---------- Excerpted data ----------

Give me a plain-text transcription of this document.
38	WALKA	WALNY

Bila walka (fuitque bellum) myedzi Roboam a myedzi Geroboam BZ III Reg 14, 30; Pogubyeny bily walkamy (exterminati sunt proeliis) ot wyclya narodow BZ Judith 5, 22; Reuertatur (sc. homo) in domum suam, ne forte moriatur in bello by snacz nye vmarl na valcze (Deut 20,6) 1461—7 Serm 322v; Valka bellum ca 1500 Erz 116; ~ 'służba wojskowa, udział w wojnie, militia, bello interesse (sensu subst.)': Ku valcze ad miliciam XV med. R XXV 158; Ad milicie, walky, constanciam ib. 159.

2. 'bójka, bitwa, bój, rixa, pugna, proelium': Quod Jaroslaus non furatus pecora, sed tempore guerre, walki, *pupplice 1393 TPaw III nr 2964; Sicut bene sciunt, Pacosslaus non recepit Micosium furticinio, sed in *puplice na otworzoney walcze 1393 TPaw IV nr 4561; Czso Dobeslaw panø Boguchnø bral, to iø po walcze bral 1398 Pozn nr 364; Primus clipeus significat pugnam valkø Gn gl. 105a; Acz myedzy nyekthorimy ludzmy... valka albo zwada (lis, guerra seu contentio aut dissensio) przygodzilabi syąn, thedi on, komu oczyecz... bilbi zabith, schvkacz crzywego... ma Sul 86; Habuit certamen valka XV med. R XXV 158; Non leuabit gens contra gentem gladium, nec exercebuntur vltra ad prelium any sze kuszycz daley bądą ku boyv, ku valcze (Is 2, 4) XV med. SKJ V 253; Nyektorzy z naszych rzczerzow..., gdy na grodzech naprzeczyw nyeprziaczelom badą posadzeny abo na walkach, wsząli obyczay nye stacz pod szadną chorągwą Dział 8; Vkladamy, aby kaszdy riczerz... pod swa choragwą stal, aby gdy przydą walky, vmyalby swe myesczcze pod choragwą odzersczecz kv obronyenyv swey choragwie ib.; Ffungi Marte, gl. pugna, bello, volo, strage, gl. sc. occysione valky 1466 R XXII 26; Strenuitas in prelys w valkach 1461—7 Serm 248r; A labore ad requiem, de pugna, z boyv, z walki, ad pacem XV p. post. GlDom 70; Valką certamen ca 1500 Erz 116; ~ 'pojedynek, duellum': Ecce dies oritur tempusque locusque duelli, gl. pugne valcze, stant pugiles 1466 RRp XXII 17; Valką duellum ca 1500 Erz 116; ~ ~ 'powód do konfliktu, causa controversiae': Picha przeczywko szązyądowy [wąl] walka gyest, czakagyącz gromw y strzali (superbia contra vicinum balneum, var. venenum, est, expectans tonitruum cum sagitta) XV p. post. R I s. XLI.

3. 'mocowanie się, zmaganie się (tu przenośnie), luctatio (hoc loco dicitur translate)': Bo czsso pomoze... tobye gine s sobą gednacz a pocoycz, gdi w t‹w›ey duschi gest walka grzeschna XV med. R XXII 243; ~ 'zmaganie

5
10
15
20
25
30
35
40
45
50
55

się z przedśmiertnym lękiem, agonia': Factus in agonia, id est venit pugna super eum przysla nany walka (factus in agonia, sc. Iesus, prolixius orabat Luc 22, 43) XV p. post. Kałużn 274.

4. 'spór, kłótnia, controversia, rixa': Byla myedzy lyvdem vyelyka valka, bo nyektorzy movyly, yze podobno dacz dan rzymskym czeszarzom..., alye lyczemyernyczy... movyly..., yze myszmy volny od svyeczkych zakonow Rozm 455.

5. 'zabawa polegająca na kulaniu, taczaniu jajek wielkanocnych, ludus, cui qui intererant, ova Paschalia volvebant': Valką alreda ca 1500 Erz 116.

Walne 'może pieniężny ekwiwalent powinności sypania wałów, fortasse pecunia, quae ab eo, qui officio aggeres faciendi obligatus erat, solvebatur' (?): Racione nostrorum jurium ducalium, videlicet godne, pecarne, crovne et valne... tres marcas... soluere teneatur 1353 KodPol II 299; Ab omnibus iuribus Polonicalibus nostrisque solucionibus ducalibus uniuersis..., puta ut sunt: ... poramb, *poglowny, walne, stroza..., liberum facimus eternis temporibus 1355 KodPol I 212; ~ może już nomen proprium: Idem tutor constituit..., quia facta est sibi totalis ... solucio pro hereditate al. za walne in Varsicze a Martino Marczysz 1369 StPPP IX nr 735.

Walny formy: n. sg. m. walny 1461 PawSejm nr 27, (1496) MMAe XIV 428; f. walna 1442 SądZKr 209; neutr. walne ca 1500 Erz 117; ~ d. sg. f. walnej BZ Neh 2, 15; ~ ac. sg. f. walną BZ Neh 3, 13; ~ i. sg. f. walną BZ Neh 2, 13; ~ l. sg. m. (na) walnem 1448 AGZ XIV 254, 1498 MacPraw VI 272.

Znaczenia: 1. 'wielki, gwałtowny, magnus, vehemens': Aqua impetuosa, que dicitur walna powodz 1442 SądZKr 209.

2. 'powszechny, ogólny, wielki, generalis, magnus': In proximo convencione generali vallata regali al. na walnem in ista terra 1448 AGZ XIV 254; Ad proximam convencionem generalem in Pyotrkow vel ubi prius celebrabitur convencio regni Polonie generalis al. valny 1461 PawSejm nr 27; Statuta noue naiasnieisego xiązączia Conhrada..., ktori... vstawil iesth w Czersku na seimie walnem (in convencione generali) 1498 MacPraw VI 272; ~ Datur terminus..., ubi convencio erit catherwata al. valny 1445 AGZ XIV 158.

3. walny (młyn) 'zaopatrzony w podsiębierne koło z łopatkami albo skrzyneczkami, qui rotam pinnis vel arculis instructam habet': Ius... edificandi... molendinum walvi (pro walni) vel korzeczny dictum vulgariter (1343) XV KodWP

----------
---------- Excerpted data ----------

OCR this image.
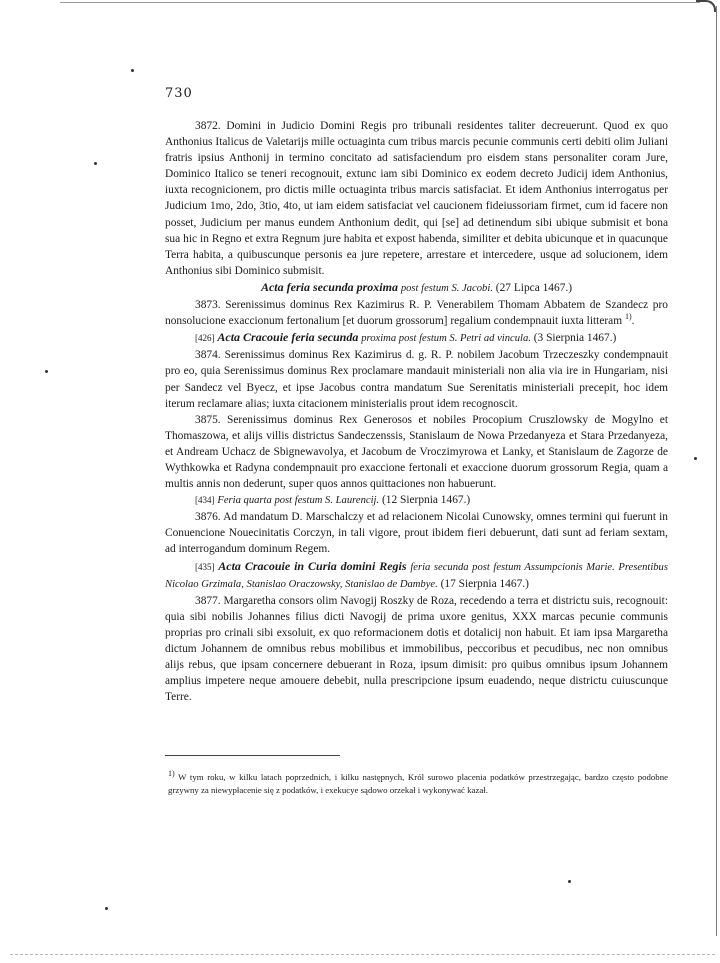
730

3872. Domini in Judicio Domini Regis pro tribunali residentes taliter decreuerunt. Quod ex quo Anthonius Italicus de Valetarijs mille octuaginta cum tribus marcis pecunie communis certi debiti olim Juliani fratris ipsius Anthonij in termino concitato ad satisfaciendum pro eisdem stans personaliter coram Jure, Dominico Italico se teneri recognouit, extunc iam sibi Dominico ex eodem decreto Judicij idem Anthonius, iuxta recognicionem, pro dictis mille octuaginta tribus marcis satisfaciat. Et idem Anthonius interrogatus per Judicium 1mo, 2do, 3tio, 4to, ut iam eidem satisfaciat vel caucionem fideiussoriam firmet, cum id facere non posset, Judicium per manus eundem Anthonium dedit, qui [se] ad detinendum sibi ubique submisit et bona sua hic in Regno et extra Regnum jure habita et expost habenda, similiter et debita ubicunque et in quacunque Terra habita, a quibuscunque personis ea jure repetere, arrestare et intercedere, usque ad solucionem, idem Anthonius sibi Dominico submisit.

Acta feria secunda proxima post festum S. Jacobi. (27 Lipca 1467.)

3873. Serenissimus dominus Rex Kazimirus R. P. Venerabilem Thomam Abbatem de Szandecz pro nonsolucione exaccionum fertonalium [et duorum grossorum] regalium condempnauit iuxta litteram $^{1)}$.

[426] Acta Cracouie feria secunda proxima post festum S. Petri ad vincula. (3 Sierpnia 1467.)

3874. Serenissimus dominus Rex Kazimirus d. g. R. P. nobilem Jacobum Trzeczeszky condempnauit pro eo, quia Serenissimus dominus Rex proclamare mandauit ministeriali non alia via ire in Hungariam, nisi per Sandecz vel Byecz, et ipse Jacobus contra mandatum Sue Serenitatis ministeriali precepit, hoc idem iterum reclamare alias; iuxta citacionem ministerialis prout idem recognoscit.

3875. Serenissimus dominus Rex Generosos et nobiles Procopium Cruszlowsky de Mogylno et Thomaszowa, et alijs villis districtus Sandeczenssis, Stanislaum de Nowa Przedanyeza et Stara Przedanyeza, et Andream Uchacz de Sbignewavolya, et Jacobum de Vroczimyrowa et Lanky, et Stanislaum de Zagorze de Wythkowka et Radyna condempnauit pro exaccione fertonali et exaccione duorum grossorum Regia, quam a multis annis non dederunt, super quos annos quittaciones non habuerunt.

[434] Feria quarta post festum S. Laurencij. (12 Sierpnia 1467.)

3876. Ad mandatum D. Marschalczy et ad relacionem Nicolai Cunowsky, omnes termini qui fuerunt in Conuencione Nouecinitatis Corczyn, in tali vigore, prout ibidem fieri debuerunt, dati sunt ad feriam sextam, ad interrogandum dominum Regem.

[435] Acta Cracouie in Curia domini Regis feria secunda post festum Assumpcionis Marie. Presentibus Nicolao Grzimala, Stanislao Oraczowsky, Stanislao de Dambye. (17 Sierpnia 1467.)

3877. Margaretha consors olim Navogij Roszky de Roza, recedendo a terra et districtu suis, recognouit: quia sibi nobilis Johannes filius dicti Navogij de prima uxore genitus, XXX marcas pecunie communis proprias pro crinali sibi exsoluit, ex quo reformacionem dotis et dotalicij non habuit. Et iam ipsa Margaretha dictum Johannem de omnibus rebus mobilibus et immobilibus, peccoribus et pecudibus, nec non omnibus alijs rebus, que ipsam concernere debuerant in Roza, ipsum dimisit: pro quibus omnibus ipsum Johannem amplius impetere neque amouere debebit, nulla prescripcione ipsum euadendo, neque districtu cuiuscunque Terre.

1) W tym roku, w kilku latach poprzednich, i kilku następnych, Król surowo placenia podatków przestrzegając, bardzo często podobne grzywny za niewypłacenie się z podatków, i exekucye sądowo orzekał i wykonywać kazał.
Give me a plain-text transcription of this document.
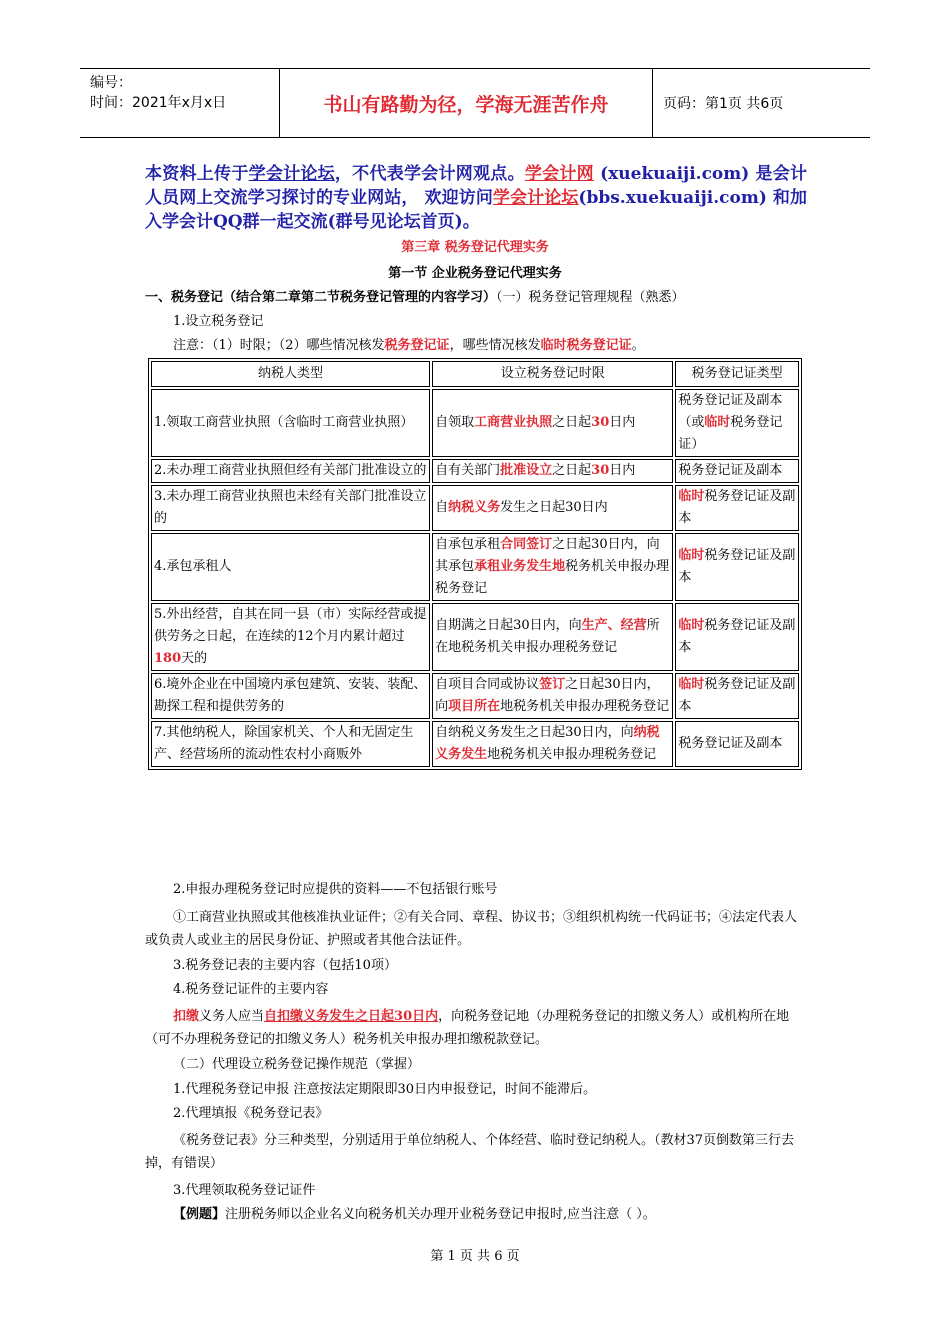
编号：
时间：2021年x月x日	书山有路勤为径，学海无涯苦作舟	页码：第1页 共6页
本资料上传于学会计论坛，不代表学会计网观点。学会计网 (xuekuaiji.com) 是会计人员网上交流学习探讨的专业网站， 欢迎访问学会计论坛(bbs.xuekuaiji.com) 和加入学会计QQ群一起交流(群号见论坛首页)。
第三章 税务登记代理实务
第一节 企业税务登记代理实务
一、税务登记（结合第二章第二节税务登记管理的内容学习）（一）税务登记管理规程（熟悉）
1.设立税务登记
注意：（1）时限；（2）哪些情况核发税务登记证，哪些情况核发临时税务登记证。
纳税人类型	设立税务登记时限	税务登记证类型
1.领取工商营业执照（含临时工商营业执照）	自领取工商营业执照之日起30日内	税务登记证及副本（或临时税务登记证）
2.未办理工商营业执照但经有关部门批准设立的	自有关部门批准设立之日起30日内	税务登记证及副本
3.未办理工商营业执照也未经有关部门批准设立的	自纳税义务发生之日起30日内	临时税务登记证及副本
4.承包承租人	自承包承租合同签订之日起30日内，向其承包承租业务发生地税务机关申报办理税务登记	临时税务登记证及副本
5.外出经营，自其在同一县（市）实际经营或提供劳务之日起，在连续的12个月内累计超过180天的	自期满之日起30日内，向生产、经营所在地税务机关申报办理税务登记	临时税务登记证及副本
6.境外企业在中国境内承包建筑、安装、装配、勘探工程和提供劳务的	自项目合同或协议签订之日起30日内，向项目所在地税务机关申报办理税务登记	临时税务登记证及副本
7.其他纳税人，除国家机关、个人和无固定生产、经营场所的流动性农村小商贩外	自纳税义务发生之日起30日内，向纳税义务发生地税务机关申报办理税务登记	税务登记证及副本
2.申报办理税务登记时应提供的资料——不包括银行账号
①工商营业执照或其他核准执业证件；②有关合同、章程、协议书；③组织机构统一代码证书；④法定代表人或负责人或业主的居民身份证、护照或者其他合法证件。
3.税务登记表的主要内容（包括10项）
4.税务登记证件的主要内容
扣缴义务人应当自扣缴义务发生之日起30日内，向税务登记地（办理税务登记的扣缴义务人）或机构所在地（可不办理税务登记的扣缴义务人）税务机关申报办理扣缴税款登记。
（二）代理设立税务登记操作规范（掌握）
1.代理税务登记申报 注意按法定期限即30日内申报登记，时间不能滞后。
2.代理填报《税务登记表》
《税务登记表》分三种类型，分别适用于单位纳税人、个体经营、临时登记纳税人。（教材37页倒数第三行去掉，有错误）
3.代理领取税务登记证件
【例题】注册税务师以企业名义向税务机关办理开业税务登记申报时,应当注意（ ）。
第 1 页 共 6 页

----------

Short exercise:
Say the number of lines in the listing that hold "grossorum", with no added words.

Complete output:
2